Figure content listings
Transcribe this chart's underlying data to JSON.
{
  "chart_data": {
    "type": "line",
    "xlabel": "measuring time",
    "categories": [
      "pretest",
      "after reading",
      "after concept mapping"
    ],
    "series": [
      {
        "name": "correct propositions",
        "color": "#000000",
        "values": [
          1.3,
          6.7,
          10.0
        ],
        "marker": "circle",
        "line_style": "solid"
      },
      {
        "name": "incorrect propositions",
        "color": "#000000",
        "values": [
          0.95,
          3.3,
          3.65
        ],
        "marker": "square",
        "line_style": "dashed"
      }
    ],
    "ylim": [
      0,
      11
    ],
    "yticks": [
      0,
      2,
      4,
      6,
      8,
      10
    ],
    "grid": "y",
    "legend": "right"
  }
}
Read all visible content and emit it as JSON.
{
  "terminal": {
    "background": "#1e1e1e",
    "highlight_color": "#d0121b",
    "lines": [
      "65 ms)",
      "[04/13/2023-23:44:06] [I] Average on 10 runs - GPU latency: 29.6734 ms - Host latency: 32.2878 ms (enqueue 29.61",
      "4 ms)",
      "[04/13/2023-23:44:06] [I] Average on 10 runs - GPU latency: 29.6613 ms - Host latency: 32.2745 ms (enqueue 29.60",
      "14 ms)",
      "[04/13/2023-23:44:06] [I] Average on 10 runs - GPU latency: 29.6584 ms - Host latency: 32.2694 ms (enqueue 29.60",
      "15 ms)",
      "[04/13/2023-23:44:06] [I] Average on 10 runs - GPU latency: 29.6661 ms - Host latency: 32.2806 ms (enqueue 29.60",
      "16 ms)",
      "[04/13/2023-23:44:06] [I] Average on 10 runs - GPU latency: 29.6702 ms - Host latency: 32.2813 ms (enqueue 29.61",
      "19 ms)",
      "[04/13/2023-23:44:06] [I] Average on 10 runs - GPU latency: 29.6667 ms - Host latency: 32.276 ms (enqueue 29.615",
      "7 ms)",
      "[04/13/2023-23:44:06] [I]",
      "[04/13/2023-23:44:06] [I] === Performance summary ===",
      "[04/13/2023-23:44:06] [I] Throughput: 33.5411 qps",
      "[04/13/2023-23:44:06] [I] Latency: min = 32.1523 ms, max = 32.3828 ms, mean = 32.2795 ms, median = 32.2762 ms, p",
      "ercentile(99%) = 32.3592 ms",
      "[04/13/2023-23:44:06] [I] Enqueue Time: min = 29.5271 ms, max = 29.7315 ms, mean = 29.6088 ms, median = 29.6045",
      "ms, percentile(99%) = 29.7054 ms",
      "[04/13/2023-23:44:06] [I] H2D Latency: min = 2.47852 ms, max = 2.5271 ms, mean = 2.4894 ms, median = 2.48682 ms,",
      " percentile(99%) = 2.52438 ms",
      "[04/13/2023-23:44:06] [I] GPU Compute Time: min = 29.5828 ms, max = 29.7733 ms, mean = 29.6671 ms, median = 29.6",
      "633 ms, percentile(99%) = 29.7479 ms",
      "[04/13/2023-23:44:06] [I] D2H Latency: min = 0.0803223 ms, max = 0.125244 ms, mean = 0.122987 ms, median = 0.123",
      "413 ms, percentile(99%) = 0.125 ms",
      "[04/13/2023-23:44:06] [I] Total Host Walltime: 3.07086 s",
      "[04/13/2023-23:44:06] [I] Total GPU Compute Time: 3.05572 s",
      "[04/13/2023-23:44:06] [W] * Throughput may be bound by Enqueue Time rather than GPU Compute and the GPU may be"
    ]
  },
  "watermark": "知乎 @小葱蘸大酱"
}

• _To do_
Output each record precisely as given.

• _Solution to this task_
Transcribe this chart's underlying data to JSON.
{
  "chart_data": {
    "type": "line",
    "xlabel": "measuring time",
    "categories": [
      "pretest",
      "after reading",
      "after concept mapping"
    ],
    "series": [
      {
        "name": "correct propositions",
        "color": "#000000",
        "values": [
          1.3,
          6.7,
          10.0
        ],
        "marker": "circle",
        "line_style": "solid"
      },
      {
        "name": "incorrect propositions",
        "color": "#000000",
        "values": [
          0.95,
          3.3,
          3.65
        ],
        "marker": "square",
        "line_style": "dashed"
      }
    ],
    "ylim": [
      0,
      11
    ],
    "yticks": [
      0,
      2,
      4,
      6,
      8,
      10
    ],
    "grid": "y",
    "legend": "right"
  }
}
Read all visible content and emit it as JSON.
{
  "terminal": {
    "background": "#1e1e1e",
    "highlight_color": "#d0121b",
    "lines": [
      "65 ms)",
      "[04/13/2023-23:44:06] [I] Average on 10 runs - GPU latency: 29.6734 ms - Host latency: 32.2878 ms (enqueue 29.61",
      "4 ms)",
      "[04/13/2023-23:44:06] [I] Average on 10 runs - GPU latency: 29.6613 ms - Host latency: 32.2745 ms (enqueue 29.60",
      "14 ms)",
      "[04/13/2023-23:44:06] [I] Average on 10 runs - GPU latency: 29.6584 ms - Host latency: 32.2694 ms (enqueue 29.60",
      "15 ms)",
      "[04/13/2023-23:44:06] [I] Average on 10 runs - GPU latency: 29.6661 ms - Host latency: 32.2806 ms (enqueue 29.60",
      "16 ms)",
      "[04/13/2023-23:44:06] [I] Average on 10 runs - GPU latency: 29.6702 ms - Host latency: 32.2813 ms (enqueue 29.61",
      "19 ms)",
      "[04/13/2023-23:44:06] [I] Average on 10 runs - GPU latency: 29.6667 ms - Host latency: 32.276 ms (enqueue 29.615",
      "7 ms)",
      "[04/13/2023-23:44:06] [I]",
      "[04/13/2023-23:44:06] [I] === Performance summary ===",
      "[04/13/2023-23:44:06] [I] Throughput: 33.5411 qps",
      "[04/13/2023-23:44:06] [I] Latency: min = 32.1523 ms, max = 32.3828 ms, mean = 32.2795 ms, median = 32.2762 ms, p",
      "ercentile(99%) = 32.3592 ms",
      "[04/13/2023-23:44:06] [I] Enqueue Time: min = 29.5271 ms, max = 29.7315 ms, mean = 29.6088 ms, median = 29.6045",
      "ms, percentile(99%) = 29.7054 ms",
      "[04/13/2023-23:44:06] [I] H2D Latency: min = 2.47852 ms, max = 2.5271 ms, mean = 2.4894 ms, median = 2.48682 ms,",
      " percentile(99%) = 2.52438 ms",
      "[04/13/2023-23:44:06] [I] GPU Compute Time: min = 29.5828 ms, max = 29.7733 ms, mean = 29.6671 ms, median = 29.6",
      "633 ms, percentile(99%) = 29.7479 ms",
      "[04/13/2023-23:44:06] [I] D2H Latency: min = 0.0803223 ms, max = 0.125244 ms, mean = 0.122987 ms, median = 0.123",
      "413 ms, percentile(99%) = 0.125 ms",
      "[04/13/2023-23:44:06] [I] Total Host Walltime: 3.07086 s",
      "[04/13/2023-23:44:06] [I] Total GPU Compute Time: 3.05572 s",
      "[04/13/2023-23:44:06] [W] * Throughput may be bound by Enqueue Time rather than GPU Compute and the GPU may be"
    ]
  },
  "watermark": "知乎 @小葱蘸大酱"
}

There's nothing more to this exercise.